──────── DATA EXTRACT

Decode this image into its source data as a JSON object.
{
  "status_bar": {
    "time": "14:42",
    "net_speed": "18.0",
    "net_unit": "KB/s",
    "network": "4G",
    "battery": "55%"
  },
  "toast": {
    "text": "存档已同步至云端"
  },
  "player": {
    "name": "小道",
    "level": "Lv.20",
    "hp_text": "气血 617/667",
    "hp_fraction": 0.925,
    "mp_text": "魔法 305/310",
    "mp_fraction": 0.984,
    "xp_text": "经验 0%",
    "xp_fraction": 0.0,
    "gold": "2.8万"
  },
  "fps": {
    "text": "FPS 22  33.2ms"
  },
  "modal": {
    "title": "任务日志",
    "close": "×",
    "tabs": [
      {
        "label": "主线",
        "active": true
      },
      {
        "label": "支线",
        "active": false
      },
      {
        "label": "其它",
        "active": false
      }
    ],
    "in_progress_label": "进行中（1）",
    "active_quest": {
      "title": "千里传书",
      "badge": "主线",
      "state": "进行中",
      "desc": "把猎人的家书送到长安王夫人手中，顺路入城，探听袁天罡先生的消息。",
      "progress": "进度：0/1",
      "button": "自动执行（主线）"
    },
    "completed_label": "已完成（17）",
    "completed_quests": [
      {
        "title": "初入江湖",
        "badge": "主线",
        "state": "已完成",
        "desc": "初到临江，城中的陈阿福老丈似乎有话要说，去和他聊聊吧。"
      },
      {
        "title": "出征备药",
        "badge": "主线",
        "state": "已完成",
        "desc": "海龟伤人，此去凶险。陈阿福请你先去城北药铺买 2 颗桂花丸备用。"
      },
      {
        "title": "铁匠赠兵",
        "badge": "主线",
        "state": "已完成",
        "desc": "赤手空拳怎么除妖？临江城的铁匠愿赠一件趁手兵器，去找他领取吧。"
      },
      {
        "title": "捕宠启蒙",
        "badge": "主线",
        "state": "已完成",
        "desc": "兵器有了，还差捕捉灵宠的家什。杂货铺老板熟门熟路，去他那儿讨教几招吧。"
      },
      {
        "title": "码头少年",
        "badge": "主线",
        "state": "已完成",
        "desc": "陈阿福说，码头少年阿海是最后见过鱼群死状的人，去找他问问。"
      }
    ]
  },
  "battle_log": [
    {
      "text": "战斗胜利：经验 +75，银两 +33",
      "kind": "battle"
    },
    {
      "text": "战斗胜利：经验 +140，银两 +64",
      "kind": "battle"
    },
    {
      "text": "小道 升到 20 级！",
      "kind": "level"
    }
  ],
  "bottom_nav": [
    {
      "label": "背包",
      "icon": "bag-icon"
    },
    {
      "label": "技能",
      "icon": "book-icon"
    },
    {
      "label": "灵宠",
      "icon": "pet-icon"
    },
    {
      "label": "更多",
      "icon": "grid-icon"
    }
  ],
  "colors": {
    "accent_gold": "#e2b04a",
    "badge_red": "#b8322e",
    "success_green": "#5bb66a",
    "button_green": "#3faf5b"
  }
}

────────────────

### WHAT YOU NEED TO DO
Type out all of the material again, word for word.

### FINAL RESULT
Decode this image into its source data as a JSON object.
{
  "status_bar": {
    "time": "14:42",
    "net_speed": "18.0",
    "net_unit": "KB/s",
    "network": "4G",
    "battery": "55%"
  },
  "toast": {
    "text": "存档已同步至云端"
  },
  "player": {
    "name": "小道",
    "level": "Lv.20",
    "hp_text": "气血 617/667",
    "hp_fraction": 0.925,
    "mp_text": "魔法 305/310",
    "mp_fraction": 0.984,
    "xp_text": "经验 0%",
    "xp_fraction": 0.0,
    "gold": "2.8万"
  },
  "fps": {
    "text": "FPS 22  33.2ms"
  },
  "modal": {
    "title": "任务日志",
    "close": "×",
    "tabs": [
      {
        "label": "主线",
        "active": true
      },
      {
        "label": "支线",
        "active": false
      },
      {
        "label": "其它",
        "active": false
      }
    ],
    "in_progress_label": "进行中（1）",
    "active_quest": {
      "title": "千里传书",
      "badge": "主线",
      "state": "进行中",
      "desc": "把猎人的家书送到长安王夫人手中，顺路入城，探听袁天罡先生的消息。",
      "progress": "进度：0/1",
      "button": "自动执行（主线）"
    },
    "completed_label": "已完成（17）",
    "completed_quests": [
      {
        "title": "初入江湖",
        "badge": "主线",
        "state": "已完成",
        "desc": "初到临江，城中的陈阿福老丈似乎有话要说，去和他聊聊吧。"
      },
      {
        "title": "出征备药",
        "badge": "主线",
        "state": "已完成",
        "desc": "海龟伤人，此去凶险。陈阿福请你先去城北药铺买 2 颗桂花丸备用。"
      },
      {
        "title": "铁匠赠兵",
        "badge": "主线",
        "state": "已完成",
        "desc": "赤手空拳怎么除妖？临江城的铁匠愿赠一件趁手兵器，去找他领取吧。"
      },
      {
        "title": "捕宠启蒙",
        "badge": "主线",
        "state": "已完成",
        "desc": "兵器有了，还差捕捉灵宠的家什。杂货铺老板熟门熟路，去他那儿讨教几招吧。"
      },
      {
        "title": "码头少年",
        "badge": "主线",
        "state": "已完成",
        "desc": "陈阿福说，码头少年阿海是最后见过鱼群死状的人，去找他问问。"
      }
    ]
  },
  "battle_log": [
    {
      "text": "战斗胜利：经验 +75，银两 +33",
      "kind": "battle"
    },
    {
      "text": "战斗胜利：经验 +140，银两 +64",
      "kind": "battle"
    },
    {
      "text": "小道 升到 20 级！",
      "kind": "level"
    }
  ],
  "bottom_nav": [
    {
      "label": "背包",
      "icon": "bag-icon"
    },
    {
      "label": "技能",
      "icon": "book-icon"
    },
    {
      "label": "灵宠",
      "icon": "pet-icon"
    },
    {
      "label": "更多",
      "icon": "grid-icon"
    }
  ],
  "colors": {
    "accent_gold": "#e2b04a",
    "badge_red": "#b8322e",
    "success_green": "#5bb66a",
    "button_green": "#3faf5b"
  }
}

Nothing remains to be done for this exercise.